• TEXTE D'ÉTUDE:
○ ○ ○ ○ ○

L’analyse des évolutions technologiques au sein de l’industrie musicale et leurs conséquences sur le cadre juridique applicable à ce secteur d’activité
p. 21-31
Texte intégral
1Pour surprenant que cela puisse paraître, toute réflexion approfondie sur les récentes mutations de l’industrie musicale nous semble désormais devoir induire une analyse des conséquences juridiques possiblement associées aux évolutions technologiques sous-jacentes à cette industrie. En effet, si les progrès technologiques sont certainement la cause principale des actuelles mutations économiques du secteur de l’industrie musicale, leur portée est d’une telle ampleur que l’on peut également se demander si ces évolutions technologiques n’induisent pas aussi une nécessaire réinvention du Droit applicable à ce secteur d’activité.

○ ○ ○ ○ ○

• TRAVAIL DEMANDÉ:
**1.** D'après le texte sur l'industrie musicale, pourquoi une réflexion sur les mutations de ce secteur devrait-elle inclure une analyse juridique ? Répondez en une à trois phrases.
**2.** Relevez, dans le texte sur l'industrie musicale, chaque occurrence de l'adjectif « technologiques » en indiquant le nom qu'il qualifie.

• DOCUMENTS DE RÉFÉRENCE:

○ ○ ○ ○ ○

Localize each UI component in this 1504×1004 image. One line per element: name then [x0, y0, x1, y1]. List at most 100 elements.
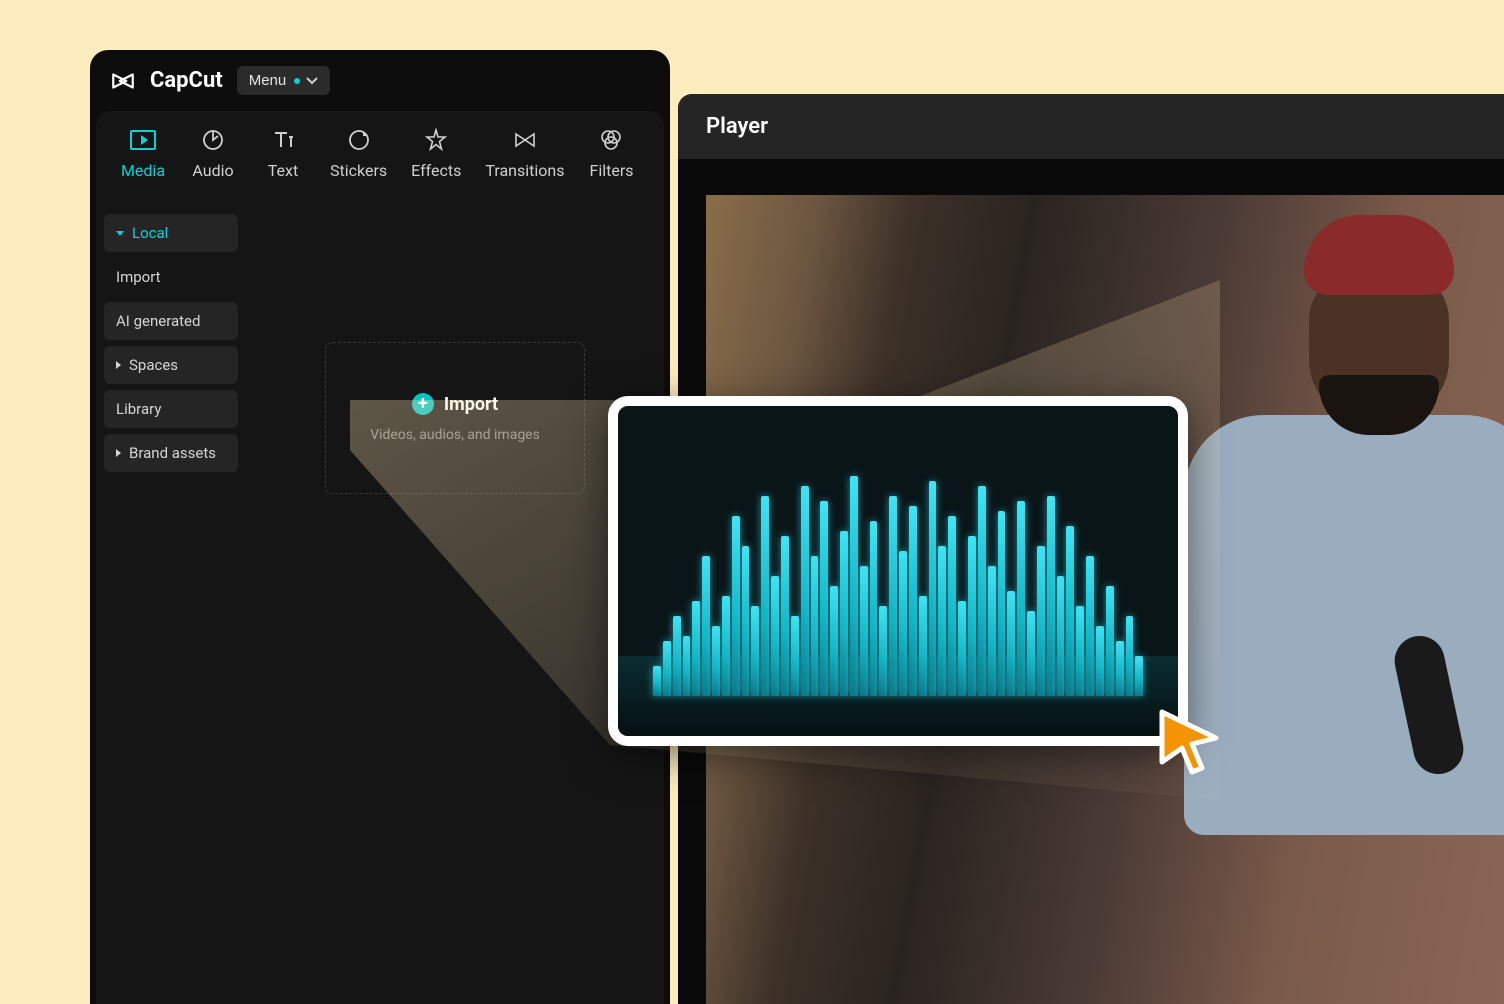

○ ○ ○ ○ ○

• CORRIGÉ:
**1.** Les progrès technologiques sont la cause principale des mutations économiques actuelles de l'industrie musicale. Leur portée est d'une telle ampleur que l'on peut se demander s'ils n'induisent pas aussi une nécessaire réinvention du Droit applicable à ce secteur.

**2.**
- évolutions, dans le titre (« des évolutions technologiques »)
- évolutions (« évolutions technologiques sous-jacentes à cette industrie »)
- progrès (« les progrès technologiques »)
- évolutions (« ces évolutions technologiques »)